:: DIRECTIONS FOR THIS TASK ::
Give every entry again, word for word.
— BEGIN DATA SUPPLIED —
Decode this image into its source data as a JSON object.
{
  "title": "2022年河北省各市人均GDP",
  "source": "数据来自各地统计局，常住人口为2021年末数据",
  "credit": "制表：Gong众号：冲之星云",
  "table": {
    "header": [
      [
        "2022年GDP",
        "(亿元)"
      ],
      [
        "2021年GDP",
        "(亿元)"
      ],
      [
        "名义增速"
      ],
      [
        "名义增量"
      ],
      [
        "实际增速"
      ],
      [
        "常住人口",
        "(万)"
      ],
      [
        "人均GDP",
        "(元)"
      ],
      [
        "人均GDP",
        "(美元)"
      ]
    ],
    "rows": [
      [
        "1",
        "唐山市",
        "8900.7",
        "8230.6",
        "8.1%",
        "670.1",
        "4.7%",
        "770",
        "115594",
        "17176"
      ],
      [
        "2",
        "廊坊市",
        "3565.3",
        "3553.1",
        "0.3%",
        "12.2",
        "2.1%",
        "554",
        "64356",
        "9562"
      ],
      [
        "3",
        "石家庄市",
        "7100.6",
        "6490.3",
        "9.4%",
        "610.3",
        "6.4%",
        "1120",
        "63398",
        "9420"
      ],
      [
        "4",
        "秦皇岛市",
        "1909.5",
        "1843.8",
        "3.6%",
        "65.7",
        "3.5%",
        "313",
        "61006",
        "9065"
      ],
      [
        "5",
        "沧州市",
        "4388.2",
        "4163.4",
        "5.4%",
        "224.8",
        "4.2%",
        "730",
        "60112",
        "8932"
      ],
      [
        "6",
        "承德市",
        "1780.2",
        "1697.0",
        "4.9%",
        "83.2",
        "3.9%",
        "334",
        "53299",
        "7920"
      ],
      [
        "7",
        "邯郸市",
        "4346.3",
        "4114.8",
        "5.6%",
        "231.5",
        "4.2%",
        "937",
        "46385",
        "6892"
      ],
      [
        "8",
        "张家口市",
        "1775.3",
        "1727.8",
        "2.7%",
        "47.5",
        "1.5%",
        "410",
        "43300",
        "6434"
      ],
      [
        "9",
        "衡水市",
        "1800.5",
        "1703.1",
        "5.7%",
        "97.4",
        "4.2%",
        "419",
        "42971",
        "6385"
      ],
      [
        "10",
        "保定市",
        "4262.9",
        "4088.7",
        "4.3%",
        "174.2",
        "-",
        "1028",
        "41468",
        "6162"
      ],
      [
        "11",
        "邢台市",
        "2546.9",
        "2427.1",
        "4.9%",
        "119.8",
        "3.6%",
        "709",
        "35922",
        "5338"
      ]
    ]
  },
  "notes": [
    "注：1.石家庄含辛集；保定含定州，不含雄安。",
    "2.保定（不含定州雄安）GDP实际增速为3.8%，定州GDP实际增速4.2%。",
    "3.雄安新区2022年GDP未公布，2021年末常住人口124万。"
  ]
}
— END DATA SUPPLIED —
:: THE OUTPUT ::
Decode this image into its source data as a JSON object.
{
  "title": "2022年河北省各市人均GDP",
  "source": "数据来自各地统计局，常住人口为2021年末数据",
  "credit": "制表：Gong众号：冲之星云",
  "table": {
    "header": [
      [
        "2022年GDP",
        "(亿元)"
      ],
      [
        "2021年GDP",
        "(亿元)"
      ],
      [
        "名义增速"
      ],
      [
        "名义增量"
      ],
      [
        "实际增速"
      ],
      [
        "常住人口",
        "(万)"
      ],
      [
        "人均GDP",
        "(元)"
      ],
      [
        "人均GDP",
        "(美元)"
      ]
    ],
    "rows": [
      [
        "1",
        "唐山市",
        "8900.7",
        "8230.6",
        "8.1%",
        "670.1",
        "4.7%",
        "770",
        "115594",
        "17176"
      ],
      [
        "2",
        "廊坊市",
        "3565.3",
        "3553.1",
        "0.3%",
        "12.2",
        "2.1%",
        "554",
        "64356",
        "9562"
      ],
      [
        "3",
        "石家庄市",
        "7100.6",
        "6490.3",
        "9.4%",
        "610.3",
        "6.4%",
        "1120",
        "63398",
        "9420"
      ],
      [
        "4",
        "秦皇岛市",
        "1909.5",
        "1843.8",
        "3.6%",
        "65.7",
        "3.5%",
        "313",
        "61006",
        "9065"
      ],
      [
        "5",
        "沧州市",
        "4388.2",
        "4163.4",
        "5.4%",
        "224.8",
        "4.2%",
        "730",
        "60112",
        "8932"
      ],
      [
        "6",
        "承德市",
        "1780.2",
        "1697.0",
        "4.9%",
        "83.2",
        "3.9%",
        "334",
        "53299",
        "7920"
      ],
      [
        "7",
        "邯郸市",
        "4346.3",
        "4114.8",
        "5.6%",
        "231.5",
        "4.2%",
        "937",
        "46385",
        "6892"
      ],
      [
        "8",
        "张家口市",
        "1775.3",
        "1727.8",
        "2.7%",
        "47.5",
        "1.5%",
        "410",
        "43300",
        "6434"
      ],
      [
        "9",
        "衡水市",
        "1800.5",
        "1703.1",
        "5.7%",
        "97.4",
        "4.2%",
        "419",
        "42971",
        "6385"
      ],
      [
        "10",
        "保定市",
        "4262.9",
        "4088.7",
        "4.3%",
        "174.2",
        "-",
        "1028",
        "41468",
        "6162"
      ],
      [
        "11",
        "邢台市",
        "2546.9",
        "2427.1",
        "4.9%",
        "119.8",
        "3.6%",
        "709",
        "35922",
        "5338"
      ]
    ]
  },
  "notes": [
    "注：1.石家庄含辛集；保定含定州，不含雄安。",
    "2.保定（不含定州雄安）GDP实际增速为3.8%，定州GDP实际增速4.2%。",
    "3.雄安新区2022年GDP未公布，2021年末常住人口124万。"
  ]
}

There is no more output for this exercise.